== Provided information ==

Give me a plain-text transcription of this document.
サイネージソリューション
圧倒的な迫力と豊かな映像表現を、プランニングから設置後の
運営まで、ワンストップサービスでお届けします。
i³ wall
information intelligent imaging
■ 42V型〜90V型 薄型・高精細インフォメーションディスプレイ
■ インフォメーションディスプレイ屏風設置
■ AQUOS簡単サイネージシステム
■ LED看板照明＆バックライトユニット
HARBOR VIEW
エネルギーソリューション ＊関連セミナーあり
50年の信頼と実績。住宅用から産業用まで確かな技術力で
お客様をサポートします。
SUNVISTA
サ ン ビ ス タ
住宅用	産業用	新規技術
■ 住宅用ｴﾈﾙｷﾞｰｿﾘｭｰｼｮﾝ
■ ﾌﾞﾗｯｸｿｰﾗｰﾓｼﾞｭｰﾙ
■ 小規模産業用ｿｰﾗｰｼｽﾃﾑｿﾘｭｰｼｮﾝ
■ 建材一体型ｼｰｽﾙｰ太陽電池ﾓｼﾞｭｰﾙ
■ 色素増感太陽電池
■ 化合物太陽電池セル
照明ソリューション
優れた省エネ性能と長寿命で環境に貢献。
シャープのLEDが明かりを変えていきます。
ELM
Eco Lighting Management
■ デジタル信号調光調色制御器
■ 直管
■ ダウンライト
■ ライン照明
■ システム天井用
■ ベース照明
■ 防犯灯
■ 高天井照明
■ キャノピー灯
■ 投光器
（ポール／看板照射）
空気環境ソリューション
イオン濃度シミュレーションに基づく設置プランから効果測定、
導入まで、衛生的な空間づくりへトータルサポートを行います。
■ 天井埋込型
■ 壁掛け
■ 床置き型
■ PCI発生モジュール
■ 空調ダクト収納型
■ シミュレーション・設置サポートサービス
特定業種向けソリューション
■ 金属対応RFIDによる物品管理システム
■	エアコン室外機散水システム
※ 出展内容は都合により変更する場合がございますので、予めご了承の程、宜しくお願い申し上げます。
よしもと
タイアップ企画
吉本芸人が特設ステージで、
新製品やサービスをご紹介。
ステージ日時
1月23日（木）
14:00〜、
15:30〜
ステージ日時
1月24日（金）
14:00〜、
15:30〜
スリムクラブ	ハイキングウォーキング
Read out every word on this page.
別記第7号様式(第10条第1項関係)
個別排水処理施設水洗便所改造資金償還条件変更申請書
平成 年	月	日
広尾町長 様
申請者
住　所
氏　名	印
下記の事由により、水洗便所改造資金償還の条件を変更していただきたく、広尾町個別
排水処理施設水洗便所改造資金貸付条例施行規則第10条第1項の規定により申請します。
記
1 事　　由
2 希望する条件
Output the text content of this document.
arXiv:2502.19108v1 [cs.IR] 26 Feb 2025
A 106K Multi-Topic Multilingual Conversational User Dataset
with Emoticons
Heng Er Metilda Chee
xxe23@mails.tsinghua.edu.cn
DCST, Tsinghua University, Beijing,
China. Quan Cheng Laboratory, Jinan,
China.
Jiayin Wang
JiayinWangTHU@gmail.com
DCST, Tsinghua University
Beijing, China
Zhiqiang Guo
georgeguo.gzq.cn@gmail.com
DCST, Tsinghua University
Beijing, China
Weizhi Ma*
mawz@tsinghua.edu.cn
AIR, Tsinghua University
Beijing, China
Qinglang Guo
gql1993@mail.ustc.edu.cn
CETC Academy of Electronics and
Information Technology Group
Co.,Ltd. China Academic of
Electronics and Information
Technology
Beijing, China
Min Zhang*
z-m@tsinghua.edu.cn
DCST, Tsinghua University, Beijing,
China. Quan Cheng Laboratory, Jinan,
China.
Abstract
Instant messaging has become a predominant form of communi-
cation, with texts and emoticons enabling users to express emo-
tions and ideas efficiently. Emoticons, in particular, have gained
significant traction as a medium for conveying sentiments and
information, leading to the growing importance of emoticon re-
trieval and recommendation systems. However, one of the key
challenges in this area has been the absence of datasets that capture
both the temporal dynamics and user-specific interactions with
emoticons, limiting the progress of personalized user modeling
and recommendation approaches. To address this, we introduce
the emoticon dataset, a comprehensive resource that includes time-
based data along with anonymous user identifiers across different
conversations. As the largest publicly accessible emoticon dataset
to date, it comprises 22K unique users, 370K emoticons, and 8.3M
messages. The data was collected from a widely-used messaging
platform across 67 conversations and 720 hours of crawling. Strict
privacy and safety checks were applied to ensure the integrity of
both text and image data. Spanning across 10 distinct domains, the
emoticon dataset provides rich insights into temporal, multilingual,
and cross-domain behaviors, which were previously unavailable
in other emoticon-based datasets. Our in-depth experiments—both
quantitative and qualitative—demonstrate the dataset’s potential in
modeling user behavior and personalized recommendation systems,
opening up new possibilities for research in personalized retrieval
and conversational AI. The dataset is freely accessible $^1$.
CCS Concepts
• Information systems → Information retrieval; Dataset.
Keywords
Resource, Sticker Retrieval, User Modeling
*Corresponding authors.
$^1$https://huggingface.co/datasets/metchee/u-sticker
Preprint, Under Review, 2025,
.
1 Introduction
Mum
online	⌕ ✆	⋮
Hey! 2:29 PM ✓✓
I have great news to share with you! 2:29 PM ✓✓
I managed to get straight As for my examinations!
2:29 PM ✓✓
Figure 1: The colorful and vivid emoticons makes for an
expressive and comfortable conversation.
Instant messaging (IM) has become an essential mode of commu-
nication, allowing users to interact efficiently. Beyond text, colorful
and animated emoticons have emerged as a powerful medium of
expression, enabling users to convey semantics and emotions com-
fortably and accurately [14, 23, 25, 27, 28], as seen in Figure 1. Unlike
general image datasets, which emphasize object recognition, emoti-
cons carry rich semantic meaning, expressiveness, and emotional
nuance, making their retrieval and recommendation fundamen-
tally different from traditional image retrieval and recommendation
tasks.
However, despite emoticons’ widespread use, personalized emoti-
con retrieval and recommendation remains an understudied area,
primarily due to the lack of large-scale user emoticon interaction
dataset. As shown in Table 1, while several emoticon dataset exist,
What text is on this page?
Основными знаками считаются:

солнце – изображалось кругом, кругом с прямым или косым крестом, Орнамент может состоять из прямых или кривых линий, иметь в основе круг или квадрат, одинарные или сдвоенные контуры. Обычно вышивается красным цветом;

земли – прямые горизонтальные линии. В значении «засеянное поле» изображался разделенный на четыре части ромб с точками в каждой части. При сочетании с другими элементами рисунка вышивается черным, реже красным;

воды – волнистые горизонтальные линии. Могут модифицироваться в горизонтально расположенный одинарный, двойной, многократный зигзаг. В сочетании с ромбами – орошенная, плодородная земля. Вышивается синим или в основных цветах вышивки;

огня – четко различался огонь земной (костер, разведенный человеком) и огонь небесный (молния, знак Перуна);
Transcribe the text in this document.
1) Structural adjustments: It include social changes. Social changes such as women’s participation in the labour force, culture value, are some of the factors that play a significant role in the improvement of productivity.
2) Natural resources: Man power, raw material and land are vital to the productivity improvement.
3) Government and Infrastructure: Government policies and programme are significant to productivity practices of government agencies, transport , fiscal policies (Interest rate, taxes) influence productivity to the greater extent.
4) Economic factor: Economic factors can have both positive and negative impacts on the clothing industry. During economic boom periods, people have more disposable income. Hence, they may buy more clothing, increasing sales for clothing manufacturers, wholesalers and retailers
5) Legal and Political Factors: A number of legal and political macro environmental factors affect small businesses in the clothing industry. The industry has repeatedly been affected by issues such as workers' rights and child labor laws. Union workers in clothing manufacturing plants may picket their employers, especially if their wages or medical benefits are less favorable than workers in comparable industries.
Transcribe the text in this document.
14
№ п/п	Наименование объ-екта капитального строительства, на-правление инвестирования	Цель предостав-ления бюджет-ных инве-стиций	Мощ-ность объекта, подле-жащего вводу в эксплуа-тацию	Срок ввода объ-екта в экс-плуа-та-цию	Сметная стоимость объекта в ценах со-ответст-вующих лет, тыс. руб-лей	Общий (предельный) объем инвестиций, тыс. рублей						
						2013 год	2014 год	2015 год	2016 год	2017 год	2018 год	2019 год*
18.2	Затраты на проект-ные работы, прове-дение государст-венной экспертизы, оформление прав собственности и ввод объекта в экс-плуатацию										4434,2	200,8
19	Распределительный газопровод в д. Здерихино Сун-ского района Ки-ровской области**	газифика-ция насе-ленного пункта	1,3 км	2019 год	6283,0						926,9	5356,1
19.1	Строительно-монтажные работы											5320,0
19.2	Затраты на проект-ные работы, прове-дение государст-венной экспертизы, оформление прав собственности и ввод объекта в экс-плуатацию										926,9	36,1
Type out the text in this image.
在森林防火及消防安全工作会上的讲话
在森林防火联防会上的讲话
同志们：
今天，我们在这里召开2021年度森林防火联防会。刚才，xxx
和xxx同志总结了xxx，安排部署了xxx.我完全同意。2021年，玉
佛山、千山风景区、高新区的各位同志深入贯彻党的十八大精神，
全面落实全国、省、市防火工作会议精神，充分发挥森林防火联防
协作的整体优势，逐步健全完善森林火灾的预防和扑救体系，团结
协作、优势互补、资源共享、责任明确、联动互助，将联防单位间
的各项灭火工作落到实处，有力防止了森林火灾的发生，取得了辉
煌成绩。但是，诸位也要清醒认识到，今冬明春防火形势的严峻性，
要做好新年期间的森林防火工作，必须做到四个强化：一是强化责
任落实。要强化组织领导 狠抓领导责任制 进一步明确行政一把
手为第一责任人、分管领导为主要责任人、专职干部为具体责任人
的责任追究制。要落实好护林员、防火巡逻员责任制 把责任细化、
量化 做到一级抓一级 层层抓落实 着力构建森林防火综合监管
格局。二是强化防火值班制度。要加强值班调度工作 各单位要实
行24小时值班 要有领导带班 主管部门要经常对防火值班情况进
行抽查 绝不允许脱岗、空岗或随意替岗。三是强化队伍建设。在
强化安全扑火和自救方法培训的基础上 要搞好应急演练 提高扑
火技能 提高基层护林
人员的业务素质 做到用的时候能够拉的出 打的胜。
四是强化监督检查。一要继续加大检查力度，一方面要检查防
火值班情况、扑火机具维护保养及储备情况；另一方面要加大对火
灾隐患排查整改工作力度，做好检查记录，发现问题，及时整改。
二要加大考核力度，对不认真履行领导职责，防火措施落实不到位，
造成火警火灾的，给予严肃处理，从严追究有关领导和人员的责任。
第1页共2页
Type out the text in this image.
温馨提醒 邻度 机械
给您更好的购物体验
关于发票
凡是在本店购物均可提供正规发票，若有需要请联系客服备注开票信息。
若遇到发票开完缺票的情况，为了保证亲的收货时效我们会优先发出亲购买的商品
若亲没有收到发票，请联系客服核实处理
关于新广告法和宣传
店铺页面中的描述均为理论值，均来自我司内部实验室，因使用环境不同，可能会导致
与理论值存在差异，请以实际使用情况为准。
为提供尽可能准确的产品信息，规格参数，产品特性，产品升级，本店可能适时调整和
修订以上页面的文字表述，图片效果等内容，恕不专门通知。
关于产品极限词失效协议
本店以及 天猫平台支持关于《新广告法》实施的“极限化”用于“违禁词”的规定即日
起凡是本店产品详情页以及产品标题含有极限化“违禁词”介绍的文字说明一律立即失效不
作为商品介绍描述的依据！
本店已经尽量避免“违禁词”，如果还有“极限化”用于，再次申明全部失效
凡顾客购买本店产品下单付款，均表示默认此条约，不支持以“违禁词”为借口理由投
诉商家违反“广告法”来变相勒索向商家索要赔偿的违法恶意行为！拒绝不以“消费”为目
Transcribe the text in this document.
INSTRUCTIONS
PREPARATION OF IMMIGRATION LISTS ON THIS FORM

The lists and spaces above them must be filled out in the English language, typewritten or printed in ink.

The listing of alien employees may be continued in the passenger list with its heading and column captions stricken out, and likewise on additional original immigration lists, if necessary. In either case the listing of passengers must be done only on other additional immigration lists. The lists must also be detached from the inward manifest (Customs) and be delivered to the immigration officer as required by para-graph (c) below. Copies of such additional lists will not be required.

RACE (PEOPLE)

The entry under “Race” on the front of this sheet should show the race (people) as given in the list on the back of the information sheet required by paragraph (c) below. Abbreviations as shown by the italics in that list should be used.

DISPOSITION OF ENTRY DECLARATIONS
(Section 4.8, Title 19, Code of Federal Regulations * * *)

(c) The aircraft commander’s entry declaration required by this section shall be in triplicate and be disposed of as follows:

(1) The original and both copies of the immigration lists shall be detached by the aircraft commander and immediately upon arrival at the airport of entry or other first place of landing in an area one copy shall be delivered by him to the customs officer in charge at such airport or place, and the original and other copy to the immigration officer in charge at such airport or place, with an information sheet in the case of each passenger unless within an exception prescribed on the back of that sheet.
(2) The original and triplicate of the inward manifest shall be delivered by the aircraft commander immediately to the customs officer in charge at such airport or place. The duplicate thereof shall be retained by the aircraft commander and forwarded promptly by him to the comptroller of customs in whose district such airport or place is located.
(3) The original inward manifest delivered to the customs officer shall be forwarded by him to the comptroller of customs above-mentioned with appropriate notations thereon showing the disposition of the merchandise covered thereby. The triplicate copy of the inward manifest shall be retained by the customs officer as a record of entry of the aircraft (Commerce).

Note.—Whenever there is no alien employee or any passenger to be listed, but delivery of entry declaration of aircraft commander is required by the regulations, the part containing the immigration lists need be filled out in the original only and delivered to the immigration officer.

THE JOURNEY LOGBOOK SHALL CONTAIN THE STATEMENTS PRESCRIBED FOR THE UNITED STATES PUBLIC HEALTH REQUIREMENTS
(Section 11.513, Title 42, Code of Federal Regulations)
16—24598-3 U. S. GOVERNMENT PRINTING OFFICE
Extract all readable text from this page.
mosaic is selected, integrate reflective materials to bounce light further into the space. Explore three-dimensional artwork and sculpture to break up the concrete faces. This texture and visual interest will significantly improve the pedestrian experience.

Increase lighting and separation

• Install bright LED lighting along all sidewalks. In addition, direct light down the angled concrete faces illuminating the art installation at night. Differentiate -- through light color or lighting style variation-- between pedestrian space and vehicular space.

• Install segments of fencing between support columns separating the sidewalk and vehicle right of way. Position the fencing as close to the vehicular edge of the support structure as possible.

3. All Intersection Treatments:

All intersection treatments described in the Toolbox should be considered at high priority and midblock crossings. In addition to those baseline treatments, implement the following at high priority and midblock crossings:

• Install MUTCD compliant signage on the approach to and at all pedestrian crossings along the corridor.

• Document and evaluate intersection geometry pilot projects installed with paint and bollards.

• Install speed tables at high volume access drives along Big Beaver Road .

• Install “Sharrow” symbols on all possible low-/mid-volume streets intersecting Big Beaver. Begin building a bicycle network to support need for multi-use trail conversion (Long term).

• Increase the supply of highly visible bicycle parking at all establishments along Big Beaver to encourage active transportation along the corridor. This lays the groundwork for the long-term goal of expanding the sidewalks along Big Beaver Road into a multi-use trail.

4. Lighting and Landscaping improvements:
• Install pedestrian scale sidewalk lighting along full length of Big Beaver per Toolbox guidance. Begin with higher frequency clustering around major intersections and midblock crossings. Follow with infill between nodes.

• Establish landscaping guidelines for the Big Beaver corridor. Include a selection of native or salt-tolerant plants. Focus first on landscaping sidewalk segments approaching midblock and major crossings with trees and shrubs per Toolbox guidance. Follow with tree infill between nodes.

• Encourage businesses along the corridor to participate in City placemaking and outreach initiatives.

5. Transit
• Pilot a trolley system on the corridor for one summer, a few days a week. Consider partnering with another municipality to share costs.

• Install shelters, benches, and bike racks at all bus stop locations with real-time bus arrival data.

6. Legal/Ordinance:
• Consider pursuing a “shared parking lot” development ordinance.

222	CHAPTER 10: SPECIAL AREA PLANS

===

▶ _The task_
Pull out all lines from the entries above that include the word "first".

▶ _Solved problem_
(1) The original and both copies of the immigration lists shall be detached by the aircraft commander and immediately upon arrival at the airport of entry or other first place of landing in an area one copy shall be delivered by him to the customs officer in charge at such airport or place, and the original and other copy to the immigration officer in charge at such airport or place, with an information sheet in the case of each passenger unless within an exception prescribed on the back of that sheet.
• Establish landscaping guidelines for the Big Beaver corridor. Include a selection of native or salt-tolerant plants. Focus first on landscaping sidewalk segments approaching midblock and major crossings with trees and shrubs per Toolbox guidance. Follow with tree infill between nodes.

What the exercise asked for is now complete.